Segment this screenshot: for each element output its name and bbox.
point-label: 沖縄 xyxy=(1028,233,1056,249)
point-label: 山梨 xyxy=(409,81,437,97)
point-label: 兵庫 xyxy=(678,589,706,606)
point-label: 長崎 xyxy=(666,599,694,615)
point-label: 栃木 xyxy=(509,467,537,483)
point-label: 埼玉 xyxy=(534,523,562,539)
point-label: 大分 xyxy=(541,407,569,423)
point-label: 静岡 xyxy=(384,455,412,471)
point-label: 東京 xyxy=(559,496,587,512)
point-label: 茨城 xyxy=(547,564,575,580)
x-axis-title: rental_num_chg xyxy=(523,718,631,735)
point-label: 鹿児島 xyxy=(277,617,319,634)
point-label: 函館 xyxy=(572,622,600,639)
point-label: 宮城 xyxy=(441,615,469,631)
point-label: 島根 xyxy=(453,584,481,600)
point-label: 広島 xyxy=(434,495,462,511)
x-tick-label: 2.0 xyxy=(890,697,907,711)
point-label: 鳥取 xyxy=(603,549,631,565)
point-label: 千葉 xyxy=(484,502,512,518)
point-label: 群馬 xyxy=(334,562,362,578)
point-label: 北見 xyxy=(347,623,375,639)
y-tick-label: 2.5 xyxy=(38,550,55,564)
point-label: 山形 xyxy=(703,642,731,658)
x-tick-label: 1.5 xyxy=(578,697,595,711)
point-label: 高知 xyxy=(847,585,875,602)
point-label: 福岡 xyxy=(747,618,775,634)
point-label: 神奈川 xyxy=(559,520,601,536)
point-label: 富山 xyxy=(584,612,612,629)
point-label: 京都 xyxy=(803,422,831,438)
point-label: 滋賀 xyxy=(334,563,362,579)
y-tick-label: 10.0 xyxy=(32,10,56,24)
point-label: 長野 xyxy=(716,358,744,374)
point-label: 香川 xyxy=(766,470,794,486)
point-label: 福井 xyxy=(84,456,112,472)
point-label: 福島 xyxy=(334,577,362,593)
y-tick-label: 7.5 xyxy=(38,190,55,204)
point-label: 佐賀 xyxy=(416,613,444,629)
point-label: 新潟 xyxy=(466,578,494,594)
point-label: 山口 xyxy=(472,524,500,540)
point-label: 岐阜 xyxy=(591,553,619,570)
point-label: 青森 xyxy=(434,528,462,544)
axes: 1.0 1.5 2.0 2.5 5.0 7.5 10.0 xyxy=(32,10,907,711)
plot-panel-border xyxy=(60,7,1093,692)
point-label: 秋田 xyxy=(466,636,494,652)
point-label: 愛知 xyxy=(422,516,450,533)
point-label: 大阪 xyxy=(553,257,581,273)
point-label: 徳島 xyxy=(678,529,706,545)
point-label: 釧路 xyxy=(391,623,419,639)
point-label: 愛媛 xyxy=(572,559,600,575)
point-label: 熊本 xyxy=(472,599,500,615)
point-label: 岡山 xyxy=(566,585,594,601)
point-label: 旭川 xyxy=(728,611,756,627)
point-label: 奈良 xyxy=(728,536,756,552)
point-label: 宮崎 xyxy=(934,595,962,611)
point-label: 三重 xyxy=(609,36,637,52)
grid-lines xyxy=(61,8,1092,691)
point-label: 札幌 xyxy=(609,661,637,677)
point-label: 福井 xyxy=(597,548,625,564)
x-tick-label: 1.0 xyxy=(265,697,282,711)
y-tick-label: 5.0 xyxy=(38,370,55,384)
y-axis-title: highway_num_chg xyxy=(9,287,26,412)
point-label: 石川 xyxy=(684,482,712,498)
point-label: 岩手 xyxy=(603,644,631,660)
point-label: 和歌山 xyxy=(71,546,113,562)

**Written instruction**
Show each line of the listing above that contains the string "title".

**Full answer**
x-axis-title: rental_num_chg xyxy=(523,718,631,735)
y-axis-title: highway_num_chg xyxy=(9,287,26,412)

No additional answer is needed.